From the entries, filter out every line that lacks "text" and copy the rest.

-- Data for this exercise follows --

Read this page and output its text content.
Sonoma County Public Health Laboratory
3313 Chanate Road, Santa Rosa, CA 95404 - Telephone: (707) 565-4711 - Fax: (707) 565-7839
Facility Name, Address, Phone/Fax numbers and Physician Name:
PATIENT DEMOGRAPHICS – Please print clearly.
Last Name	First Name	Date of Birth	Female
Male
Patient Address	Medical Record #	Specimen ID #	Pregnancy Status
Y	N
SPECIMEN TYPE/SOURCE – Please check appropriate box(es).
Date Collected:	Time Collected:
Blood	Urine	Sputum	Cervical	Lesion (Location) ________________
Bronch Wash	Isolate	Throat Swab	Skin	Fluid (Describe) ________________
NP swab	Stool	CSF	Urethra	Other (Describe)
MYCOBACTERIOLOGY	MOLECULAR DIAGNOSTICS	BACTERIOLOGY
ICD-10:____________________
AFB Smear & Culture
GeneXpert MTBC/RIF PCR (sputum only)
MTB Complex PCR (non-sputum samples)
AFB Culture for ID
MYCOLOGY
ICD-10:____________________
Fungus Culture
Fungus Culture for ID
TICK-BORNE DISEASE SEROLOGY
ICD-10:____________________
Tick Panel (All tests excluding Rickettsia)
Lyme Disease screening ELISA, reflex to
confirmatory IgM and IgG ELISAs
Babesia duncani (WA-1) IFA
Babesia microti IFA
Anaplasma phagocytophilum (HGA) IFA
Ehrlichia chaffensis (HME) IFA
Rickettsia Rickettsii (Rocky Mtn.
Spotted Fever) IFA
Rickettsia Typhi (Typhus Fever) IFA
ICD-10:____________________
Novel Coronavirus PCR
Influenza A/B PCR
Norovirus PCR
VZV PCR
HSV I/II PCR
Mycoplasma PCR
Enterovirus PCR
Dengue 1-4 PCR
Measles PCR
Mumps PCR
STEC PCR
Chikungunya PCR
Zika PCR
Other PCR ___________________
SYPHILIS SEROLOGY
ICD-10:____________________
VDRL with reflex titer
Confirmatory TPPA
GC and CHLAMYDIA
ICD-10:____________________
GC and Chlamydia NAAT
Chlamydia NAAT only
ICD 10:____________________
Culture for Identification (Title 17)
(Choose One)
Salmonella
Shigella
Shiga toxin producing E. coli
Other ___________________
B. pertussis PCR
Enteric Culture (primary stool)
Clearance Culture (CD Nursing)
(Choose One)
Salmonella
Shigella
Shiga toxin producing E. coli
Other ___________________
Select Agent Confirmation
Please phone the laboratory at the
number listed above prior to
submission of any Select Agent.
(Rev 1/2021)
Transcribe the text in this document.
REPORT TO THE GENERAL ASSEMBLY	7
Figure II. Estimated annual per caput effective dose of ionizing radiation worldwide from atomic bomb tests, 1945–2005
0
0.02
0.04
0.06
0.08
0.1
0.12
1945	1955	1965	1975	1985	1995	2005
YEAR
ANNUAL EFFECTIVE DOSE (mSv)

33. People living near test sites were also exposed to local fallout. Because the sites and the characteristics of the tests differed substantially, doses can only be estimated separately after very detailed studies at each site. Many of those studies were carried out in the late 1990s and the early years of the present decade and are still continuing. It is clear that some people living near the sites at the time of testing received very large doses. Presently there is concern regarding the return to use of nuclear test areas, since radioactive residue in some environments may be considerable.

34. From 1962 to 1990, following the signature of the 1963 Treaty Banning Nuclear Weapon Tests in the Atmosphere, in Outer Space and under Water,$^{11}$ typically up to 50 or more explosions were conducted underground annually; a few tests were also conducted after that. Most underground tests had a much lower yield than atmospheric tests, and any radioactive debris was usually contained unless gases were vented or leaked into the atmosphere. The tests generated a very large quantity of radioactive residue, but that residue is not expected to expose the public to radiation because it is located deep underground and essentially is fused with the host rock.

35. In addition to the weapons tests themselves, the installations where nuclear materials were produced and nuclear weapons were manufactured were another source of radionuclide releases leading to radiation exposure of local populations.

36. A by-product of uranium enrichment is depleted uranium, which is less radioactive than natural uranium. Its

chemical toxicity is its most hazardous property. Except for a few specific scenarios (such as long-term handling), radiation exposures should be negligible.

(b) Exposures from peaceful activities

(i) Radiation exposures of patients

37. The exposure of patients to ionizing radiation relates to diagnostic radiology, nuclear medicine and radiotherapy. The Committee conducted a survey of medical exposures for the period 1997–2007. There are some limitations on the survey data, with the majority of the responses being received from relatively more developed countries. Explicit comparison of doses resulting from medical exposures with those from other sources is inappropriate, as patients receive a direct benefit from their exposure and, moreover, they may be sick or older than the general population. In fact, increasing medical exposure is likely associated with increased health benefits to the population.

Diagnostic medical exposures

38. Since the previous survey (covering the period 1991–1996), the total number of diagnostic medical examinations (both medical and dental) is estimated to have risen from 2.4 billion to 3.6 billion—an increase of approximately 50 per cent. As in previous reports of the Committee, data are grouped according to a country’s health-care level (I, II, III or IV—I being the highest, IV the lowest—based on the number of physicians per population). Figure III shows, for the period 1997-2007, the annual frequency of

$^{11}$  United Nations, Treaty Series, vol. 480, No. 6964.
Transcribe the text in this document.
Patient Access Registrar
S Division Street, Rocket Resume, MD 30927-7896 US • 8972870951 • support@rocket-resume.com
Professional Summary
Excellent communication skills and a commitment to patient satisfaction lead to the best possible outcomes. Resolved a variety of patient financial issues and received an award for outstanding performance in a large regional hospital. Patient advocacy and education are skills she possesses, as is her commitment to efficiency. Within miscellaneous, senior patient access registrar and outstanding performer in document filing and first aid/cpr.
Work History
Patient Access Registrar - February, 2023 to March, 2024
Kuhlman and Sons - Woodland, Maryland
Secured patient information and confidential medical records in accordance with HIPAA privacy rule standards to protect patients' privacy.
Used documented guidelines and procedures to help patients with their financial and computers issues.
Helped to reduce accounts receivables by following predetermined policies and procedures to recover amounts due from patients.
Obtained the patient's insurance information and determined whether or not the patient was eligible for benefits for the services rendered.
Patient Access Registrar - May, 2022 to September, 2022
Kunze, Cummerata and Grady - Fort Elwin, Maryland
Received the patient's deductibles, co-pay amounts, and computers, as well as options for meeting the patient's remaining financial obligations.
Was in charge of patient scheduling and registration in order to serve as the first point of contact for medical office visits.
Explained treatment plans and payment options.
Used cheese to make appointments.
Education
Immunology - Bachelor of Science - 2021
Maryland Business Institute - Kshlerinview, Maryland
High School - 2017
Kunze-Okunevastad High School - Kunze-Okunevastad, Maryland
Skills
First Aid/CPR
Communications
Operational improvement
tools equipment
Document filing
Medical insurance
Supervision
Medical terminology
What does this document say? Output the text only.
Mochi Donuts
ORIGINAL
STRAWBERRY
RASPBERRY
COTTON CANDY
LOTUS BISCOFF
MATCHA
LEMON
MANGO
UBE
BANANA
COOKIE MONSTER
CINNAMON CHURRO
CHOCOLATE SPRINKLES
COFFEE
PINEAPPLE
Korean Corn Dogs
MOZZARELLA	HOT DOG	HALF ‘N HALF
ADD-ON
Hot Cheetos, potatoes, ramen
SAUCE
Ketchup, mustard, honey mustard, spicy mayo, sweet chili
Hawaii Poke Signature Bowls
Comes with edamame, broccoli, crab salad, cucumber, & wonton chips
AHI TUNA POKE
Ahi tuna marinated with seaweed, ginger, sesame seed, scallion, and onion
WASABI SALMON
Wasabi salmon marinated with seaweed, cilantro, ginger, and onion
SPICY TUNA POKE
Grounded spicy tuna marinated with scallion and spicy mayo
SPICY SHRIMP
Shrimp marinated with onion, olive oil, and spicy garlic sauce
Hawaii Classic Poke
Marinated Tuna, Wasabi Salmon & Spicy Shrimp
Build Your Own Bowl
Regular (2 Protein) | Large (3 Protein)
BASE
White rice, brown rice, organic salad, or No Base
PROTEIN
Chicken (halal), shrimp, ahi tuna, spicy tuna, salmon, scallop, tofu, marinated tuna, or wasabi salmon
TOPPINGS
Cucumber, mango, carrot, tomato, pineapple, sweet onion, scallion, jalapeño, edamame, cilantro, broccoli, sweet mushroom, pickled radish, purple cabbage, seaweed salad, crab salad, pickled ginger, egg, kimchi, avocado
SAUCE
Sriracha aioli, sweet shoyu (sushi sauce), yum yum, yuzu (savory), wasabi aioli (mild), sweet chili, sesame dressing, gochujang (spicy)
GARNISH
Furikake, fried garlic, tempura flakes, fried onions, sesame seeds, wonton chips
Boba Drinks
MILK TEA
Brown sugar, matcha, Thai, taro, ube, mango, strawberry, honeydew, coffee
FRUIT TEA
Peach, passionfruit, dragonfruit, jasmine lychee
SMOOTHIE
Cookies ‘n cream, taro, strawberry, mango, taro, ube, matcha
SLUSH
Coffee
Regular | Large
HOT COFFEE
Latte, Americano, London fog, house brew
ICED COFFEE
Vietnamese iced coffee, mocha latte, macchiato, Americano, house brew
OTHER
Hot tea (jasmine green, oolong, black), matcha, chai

-- Data for this exercise concluded --

Task result
Read this page and output its text content.
Transcribe the text in this document.
Transcribe the text in this document.
What does this document say? Output the text only.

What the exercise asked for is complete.